▶ [RECORD EXTRACTS]
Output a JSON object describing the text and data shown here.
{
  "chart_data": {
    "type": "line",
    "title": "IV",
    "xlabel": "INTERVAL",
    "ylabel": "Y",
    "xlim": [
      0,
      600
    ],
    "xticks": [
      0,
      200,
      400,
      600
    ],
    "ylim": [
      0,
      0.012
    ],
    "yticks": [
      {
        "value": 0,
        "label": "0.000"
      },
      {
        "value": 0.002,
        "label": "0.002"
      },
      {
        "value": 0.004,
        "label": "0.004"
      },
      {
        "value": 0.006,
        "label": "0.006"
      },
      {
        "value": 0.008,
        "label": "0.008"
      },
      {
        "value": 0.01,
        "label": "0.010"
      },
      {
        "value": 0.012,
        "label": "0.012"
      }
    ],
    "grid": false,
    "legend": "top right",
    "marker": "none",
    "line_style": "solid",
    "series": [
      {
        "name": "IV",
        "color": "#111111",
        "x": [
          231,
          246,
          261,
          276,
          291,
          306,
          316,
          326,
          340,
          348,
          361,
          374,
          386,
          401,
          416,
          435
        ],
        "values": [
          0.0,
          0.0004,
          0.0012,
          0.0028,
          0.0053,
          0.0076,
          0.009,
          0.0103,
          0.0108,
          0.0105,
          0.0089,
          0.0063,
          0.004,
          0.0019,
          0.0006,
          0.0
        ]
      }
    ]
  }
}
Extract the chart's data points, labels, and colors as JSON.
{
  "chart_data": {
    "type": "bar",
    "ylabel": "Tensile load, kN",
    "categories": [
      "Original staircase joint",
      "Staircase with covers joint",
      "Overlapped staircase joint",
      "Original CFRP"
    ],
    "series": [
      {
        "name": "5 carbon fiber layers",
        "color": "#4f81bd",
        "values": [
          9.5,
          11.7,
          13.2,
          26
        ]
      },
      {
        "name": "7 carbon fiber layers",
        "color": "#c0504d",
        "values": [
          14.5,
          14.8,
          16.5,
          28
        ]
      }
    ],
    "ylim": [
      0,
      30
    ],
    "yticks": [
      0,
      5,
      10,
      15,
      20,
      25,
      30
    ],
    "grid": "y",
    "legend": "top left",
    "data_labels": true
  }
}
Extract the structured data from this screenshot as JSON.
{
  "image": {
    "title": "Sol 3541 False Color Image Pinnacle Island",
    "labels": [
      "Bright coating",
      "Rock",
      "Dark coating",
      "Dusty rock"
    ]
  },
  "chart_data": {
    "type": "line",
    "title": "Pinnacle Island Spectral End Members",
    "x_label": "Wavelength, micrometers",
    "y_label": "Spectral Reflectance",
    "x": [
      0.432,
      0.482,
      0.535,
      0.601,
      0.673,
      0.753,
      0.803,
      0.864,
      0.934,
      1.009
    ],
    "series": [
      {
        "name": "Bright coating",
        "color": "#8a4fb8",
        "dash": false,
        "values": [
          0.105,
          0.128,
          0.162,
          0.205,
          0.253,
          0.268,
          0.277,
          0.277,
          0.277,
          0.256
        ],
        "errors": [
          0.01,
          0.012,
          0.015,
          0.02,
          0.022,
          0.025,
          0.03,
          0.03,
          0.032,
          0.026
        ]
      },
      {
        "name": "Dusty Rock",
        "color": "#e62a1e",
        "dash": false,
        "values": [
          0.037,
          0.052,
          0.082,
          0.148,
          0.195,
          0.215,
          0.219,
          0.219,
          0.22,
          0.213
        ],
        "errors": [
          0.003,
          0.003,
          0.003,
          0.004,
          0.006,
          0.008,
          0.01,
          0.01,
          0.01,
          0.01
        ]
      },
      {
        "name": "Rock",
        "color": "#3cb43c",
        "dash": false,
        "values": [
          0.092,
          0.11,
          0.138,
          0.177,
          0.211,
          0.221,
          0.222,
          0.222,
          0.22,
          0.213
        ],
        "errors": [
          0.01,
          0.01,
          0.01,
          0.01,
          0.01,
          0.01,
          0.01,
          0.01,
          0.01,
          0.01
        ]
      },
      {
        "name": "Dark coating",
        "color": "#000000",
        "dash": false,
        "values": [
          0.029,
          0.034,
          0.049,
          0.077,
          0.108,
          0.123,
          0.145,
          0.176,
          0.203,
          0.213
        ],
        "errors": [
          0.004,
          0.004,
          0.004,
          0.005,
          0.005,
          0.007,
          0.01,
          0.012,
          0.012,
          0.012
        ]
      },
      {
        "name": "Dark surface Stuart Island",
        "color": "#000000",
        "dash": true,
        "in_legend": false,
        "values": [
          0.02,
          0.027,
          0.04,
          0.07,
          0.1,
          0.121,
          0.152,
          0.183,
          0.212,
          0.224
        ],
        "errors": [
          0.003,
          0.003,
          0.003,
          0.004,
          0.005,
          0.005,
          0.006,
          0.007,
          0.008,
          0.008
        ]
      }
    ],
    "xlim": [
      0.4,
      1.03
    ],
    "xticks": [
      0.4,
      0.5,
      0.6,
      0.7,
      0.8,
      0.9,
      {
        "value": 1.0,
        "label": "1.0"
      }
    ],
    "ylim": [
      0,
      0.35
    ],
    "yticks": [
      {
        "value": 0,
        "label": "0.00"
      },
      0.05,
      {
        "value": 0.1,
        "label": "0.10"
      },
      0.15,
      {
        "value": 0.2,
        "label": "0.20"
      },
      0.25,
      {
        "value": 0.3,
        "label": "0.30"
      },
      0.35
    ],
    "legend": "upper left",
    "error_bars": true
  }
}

▶ [AIM OF THE EXERCISE] Which lines above contain "Island"? Show each of them.

▶ [RESULT FOR THIS EXERCISE]
    "title": "Sol 3541 False Color Image Pinnacle Island",
    "title": "Pinnacle Island Spectral End Members",
        "name": "Dark surface Stuart Island",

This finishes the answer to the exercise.